* [GIVEN EXERCISE] Copy out each line containing "customers" from the entries below.

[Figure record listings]
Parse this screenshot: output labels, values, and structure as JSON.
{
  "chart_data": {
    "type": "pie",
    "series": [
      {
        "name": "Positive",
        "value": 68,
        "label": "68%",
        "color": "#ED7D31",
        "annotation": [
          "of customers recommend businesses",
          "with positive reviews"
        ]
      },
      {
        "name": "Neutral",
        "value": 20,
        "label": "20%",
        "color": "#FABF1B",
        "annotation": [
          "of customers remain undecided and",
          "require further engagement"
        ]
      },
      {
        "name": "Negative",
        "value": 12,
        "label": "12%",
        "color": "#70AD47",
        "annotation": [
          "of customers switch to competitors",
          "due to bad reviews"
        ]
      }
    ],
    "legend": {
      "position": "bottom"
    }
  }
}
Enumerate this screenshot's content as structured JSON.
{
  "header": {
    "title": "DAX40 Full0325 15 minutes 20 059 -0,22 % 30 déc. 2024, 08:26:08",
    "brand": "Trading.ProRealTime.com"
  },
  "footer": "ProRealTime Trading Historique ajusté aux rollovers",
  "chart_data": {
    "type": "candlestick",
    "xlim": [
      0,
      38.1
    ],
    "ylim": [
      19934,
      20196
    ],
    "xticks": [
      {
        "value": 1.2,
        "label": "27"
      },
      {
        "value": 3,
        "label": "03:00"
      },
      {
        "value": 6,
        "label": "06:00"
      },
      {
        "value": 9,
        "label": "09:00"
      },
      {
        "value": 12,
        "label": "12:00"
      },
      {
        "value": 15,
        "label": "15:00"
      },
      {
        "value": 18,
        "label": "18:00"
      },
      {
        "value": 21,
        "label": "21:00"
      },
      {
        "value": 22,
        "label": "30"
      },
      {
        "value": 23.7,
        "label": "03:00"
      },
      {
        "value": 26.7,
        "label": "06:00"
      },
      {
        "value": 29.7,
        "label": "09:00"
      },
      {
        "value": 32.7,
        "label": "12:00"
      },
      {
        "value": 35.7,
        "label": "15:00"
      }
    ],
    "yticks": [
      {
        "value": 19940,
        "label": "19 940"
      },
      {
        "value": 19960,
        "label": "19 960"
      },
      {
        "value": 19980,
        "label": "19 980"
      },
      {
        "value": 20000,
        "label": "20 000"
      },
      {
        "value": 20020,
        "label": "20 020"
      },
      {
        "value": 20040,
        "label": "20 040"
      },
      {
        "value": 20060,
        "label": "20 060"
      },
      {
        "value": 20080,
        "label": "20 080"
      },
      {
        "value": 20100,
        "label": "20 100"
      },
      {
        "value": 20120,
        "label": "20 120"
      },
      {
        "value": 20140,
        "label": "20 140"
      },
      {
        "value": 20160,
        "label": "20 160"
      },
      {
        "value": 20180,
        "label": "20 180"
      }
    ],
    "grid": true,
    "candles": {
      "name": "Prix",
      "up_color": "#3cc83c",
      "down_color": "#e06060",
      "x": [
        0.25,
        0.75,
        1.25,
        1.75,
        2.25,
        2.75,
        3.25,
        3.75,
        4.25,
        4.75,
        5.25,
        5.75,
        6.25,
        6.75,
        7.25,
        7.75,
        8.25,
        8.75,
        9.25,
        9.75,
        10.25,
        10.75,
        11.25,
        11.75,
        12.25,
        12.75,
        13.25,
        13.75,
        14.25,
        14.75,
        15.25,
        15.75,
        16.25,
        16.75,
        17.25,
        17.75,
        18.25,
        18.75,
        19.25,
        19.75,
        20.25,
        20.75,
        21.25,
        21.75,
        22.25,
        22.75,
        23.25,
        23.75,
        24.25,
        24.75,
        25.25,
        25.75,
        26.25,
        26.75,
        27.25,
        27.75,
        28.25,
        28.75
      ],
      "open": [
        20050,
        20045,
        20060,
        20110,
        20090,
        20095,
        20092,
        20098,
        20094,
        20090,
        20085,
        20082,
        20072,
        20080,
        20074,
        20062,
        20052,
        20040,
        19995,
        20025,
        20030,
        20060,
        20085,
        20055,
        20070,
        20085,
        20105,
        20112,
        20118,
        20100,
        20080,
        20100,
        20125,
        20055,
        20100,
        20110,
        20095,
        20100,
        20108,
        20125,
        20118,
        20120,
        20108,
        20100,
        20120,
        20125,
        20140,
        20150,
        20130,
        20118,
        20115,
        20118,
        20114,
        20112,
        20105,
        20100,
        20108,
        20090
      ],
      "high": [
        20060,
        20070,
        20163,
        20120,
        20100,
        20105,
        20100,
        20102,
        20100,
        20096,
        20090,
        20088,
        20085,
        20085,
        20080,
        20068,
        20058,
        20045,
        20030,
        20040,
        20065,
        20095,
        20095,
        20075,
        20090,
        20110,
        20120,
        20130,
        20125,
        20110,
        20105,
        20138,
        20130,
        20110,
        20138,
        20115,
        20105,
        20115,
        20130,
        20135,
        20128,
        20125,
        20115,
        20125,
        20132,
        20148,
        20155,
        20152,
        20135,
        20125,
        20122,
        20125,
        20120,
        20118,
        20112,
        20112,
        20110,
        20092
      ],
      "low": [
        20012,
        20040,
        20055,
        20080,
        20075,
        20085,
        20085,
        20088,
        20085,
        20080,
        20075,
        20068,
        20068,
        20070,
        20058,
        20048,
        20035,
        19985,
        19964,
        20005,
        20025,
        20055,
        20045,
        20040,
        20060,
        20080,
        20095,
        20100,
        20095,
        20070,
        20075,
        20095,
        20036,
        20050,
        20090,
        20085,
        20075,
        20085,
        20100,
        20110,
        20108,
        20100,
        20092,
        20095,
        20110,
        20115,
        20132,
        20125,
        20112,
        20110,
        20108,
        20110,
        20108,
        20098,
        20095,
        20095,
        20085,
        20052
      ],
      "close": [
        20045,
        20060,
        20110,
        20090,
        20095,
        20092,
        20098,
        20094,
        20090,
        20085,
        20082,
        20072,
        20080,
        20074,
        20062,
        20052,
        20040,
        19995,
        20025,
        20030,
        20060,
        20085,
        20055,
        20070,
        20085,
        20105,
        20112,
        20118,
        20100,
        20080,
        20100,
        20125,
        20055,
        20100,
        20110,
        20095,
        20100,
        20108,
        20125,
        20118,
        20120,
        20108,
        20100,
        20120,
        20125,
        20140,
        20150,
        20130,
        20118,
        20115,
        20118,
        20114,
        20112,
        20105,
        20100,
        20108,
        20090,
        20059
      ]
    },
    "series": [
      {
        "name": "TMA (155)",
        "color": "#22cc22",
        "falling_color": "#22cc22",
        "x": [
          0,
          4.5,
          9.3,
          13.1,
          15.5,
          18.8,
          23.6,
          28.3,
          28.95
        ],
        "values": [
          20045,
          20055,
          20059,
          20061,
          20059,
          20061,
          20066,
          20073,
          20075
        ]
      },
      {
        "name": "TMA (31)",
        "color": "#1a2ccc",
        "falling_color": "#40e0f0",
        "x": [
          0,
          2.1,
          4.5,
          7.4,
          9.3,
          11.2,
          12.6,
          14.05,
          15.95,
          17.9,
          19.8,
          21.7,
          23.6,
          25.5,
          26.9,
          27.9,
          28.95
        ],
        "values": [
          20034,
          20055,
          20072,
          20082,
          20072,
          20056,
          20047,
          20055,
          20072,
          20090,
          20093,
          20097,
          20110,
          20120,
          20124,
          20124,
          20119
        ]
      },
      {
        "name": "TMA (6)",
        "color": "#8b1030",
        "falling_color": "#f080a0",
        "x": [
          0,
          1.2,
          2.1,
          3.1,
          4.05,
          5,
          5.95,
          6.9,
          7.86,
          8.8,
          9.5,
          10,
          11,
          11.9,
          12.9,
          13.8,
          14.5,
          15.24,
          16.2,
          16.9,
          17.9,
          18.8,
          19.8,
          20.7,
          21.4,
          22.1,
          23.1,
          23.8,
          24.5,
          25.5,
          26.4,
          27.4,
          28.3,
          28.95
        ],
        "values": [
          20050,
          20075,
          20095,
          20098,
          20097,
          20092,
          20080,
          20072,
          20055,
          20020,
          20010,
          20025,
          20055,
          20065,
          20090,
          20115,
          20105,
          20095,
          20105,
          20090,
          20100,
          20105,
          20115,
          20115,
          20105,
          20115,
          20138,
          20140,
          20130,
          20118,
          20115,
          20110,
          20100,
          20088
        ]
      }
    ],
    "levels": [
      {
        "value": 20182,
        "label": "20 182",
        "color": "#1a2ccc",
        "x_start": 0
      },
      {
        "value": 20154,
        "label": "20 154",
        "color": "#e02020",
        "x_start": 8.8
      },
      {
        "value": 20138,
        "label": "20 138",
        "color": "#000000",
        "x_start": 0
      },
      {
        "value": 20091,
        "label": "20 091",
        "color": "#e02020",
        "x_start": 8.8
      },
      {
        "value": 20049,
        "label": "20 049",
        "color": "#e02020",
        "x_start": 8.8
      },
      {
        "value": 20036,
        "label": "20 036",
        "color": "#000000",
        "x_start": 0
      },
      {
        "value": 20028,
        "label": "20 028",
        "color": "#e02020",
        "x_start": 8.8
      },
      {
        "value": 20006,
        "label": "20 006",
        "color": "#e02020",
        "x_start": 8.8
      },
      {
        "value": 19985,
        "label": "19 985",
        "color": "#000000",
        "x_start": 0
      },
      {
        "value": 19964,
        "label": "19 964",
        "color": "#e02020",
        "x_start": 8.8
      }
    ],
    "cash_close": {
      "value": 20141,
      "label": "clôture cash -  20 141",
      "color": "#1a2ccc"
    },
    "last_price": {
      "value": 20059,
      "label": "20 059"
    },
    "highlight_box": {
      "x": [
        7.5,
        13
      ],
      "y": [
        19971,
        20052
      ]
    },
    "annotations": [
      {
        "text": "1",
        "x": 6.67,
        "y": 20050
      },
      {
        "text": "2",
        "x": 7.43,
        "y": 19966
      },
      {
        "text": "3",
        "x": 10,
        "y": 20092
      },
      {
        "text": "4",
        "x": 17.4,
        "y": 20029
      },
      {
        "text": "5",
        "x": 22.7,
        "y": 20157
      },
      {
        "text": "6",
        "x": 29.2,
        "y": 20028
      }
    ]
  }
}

* [CORRECT OUTPUT]
          "of customers recommend businesses",
          "of customers remain undecided and",
          "of customers switch to competitors",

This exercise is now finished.